> [Excerpted text]:
=== Begin Enclosure ===

Then you can get the project code:

  1. Fork the project to create your own copy of this repository.
  2. On your forked repository, select the Code button, then the Local tab, and copy the URL of your forked repository.
  3. Open a terminal and run this command to clone the repo: git clone <your-repo-url>

Quickstart (with Azure OpenAI models)

  1. Bring down the template code:

    azd init --template llama-index-javascript

    This will perform a git clone

  2. Sign into your Azure account:

     azd auth login
  3. Install all dependencies:

     npm install
  4. Provision and deploy the project to Azure:

    azd up
  5. Configure a CI/CD pipeline:

    azd pipeline config

Once your deployment is complete, you should see a .env file at the root of the project. This file contains the environment variables needed to run the application using Azure resources.

Local Development

To run the sample, run the following commands, which will start the Next.js app.

  1. Open a terminal and navigate to the root of the project, then run app:

     npm run dev
    

Open the URL http://localhost:3000 in your browser to interact with the Assistant.

Guidance

Region Availability

This template uses gpt-35-turbo version 1106 which may not be available in all Azure regions. Check for up-to-date region availability and select a region during deployment accordingly

  • We recommend using swedencentral

Costs

Pricing varies per region and usage, so it isn't possible to predict exact costs for your usage. However, you can use the Azure pricing calculator for the resources below to get an estimate.

  • Azure Container Apps: Consumption plan, Free for the first 2M executions. Pricing per execution and memory used. Pricing
  • Azure OpenAI: Standard tier, GPT and Ada models. Pricing per 1K tokens used, and at least 1K tokens are used per question. Pricing

Warning

To avoid unnecessary costs, remember to take down your app if it's no longer in use, either by deleting the resource group in the Portal or running azd down --purge.

=== End Enclosure ===

> [Supplied entries]:
=== Begin Enclosure ===

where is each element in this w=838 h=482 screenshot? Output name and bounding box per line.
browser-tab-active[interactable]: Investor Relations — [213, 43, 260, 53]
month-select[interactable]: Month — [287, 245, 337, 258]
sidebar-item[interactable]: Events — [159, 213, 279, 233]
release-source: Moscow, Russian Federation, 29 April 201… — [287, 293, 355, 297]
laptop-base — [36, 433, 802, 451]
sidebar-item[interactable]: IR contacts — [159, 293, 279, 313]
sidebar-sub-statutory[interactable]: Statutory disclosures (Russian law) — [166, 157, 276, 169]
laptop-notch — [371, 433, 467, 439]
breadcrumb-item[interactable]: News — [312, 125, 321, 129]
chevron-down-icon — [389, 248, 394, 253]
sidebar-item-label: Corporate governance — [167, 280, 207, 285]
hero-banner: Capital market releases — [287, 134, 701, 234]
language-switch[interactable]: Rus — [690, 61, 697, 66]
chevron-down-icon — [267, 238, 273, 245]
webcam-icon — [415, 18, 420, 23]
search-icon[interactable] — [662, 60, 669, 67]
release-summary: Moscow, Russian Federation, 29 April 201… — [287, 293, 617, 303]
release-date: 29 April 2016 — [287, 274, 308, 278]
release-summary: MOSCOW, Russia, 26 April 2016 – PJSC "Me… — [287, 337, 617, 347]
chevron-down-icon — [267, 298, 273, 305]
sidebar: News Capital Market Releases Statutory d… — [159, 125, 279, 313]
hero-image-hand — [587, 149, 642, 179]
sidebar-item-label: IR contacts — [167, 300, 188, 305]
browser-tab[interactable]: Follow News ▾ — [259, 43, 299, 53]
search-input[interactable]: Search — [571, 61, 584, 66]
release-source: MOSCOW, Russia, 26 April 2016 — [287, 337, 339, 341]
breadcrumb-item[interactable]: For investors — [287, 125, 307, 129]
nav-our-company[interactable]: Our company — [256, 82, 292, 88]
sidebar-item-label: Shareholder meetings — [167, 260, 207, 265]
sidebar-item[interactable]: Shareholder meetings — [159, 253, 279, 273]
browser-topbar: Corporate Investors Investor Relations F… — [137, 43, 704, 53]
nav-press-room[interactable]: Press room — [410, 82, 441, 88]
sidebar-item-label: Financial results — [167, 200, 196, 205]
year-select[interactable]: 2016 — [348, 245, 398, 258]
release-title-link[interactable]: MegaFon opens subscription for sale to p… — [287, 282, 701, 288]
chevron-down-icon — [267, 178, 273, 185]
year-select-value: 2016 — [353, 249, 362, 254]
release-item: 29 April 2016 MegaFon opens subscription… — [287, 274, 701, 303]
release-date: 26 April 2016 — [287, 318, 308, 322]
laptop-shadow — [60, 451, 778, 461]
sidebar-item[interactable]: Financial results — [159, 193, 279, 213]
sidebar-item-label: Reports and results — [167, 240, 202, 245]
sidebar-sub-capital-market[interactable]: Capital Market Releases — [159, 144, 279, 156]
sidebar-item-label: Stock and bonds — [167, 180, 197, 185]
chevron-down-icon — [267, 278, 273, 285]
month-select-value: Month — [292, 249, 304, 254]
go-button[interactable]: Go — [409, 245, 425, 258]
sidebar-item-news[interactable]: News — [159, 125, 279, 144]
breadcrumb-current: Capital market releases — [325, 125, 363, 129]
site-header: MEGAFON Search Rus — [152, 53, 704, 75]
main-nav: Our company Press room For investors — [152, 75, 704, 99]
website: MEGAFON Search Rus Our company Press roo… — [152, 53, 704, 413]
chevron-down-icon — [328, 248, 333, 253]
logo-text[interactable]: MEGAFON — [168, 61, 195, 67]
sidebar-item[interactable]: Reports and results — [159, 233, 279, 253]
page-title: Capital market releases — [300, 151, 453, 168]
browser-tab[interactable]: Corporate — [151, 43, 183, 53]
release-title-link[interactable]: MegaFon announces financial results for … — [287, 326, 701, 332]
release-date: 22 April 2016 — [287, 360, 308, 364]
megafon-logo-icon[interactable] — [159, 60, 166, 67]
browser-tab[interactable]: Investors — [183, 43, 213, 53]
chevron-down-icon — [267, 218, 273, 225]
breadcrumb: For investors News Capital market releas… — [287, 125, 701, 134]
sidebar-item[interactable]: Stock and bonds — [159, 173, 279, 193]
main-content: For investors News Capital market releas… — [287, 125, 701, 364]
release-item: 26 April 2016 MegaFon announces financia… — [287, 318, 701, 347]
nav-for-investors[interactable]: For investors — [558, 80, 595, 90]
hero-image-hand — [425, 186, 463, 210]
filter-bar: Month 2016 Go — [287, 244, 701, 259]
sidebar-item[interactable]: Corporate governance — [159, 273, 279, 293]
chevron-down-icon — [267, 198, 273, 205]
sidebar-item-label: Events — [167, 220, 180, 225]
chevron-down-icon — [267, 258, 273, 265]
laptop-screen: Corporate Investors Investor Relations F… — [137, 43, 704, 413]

=== End Enclosure ===

> [What you need to do]:
1/ In the Azure template instructions, which Azure region is recommended for deployment?
2/ Please list every command that the Azure template instructions give for running in a terminal.
3/ Carry on writing the Azure template instructions from their last sentence.

> [Written responses]:
1/ swedencentral

2/
git clone <your-repo-url>
azd init --template llama-index-javascript
azd auth login
npm install
azd up
azd pipeline config
npm run dev
azd down --purge

3/
Security

Note

When implementing this template please specify whether the template uses Managed Identity or Key Vault

This template has either Managed Identity or Key Vault built in to eliminate the need for developers to manage these credentials. Applications can use managed identities to obtain Microsoft Entra tokens without having to manage any credentials. Additionally, we have added a GitHub Action tool that scans the infrastructure-as-code files and generates a report containing any detected issues. To ensure best practices in your repo we recommend anyone creating solutions based on our templates ensure that the Github secret scanning setting is enabled in your repos.

Resources

Here are some resources to learn more about the technologies used in this sample:

You can also find more Azure AI samples here.

Troubleshooting

If you can't find a solution to your problem, please open an issue in this repository.

Contributing

This project welcomes contributions and suggestions. Most contributions require you to agree to a Contributor License Agreement (CLA) declaring that you have the right to, and actually do, grant us the rights to use your contribution. For details, visit https://cla.opensource.microsoft.com.

When you submit a pull request, a CLA bot will automatically determine whether you need to provide a CLA and decorate the PR appropriately (e.g., status check, comment). Simply follow the instructions provided by the bot. You will only need to do this once across all repos using our CLA.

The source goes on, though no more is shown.